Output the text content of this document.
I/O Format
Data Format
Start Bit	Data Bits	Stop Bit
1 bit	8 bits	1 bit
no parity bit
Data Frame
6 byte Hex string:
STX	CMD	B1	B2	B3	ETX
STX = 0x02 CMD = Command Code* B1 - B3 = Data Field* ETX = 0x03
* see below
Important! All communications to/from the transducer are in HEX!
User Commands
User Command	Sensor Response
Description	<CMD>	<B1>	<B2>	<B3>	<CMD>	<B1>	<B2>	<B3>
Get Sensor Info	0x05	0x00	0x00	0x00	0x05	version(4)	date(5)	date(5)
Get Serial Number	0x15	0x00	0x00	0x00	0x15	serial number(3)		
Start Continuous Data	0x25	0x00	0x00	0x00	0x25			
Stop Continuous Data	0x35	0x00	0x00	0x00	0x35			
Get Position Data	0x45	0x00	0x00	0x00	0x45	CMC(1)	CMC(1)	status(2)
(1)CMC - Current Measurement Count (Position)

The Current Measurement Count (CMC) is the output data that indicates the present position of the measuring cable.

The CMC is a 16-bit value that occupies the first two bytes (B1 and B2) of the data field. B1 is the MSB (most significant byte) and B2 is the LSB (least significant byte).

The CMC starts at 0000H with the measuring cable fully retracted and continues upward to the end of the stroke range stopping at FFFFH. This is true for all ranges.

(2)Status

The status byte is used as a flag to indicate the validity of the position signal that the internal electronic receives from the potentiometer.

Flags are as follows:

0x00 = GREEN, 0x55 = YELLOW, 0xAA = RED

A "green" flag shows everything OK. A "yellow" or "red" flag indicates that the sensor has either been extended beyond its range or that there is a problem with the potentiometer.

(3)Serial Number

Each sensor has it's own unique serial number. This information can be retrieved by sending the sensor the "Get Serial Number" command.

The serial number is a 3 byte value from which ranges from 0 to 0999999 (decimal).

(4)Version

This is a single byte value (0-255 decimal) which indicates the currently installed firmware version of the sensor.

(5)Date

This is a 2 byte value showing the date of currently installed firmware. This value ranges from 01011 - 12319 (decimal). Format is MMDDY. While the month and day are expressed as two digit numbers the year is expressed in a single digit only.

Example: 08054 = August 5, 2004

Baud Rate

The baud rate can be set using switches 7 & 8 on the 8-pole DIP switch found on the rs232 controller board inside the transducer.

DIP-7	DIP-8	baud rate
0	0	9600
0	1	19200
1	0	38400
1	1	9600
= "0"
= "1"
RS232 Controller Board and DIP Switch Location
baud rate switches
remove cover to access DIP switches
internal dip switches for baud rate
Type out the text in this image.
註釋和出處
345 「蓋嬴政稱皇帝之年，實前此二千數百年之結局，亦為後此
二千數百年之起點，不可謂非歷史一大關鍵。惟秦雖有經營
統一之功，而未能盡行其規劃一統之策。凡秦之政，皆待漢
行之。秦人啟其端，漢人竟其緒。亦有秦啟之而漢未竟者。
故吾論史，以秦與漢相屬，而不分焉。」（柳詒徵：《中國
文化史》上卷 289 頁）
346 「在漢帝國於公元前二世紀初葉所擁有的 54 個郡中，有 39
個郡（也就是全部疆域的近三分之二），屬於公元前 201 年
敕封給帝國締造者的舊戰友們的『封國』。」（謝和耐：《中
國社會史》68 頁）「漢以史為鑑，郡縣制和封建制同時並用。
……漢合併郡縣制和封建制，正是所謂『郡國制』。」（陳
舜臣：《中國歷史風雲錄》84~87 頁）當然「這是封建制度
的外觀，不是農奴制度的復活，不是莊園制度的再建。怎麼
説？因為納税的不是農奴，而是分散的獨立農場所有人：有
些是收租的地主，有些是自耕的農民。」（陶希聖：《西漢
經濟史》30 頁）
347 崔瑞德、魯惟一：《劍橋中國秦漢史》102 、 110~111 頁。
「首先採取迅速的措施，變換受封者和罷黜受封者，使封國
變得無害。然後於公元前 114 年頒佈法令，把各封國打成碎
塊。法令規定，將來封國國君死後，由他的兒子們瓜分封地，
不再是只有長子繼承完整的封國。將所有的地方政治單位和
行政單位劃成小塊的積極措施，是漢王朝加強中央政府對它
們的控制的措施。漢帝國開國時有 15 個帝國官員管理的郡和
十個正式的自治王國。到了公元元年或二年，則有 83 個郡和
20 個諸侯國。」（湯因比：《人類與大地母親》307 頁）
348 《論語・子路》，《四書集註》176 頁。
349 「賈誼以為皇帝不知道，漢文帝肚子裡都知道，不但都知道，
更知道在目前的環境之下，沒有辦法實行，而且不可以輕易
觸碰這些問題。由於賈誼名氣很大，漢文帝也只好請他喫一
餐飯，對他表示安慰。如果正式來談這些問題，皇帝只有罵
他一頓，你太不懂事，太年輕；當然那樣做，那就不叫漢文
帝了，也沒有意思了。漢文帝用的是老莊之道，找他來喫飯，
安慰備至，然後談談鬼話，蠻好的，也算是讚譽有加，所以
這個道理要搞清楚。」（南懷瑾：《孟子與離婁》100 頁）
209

### [Exercise requirements]
Using the records above, find and show each line with the string "switches".

### [Output below]
The baud rate can be set using switches 7 & 8 on the 8-pole DIP switch found on the rs232 controller board inside the transducer.
baud rate switches
remove cover to access DIP switches
internal dip switches for baud rate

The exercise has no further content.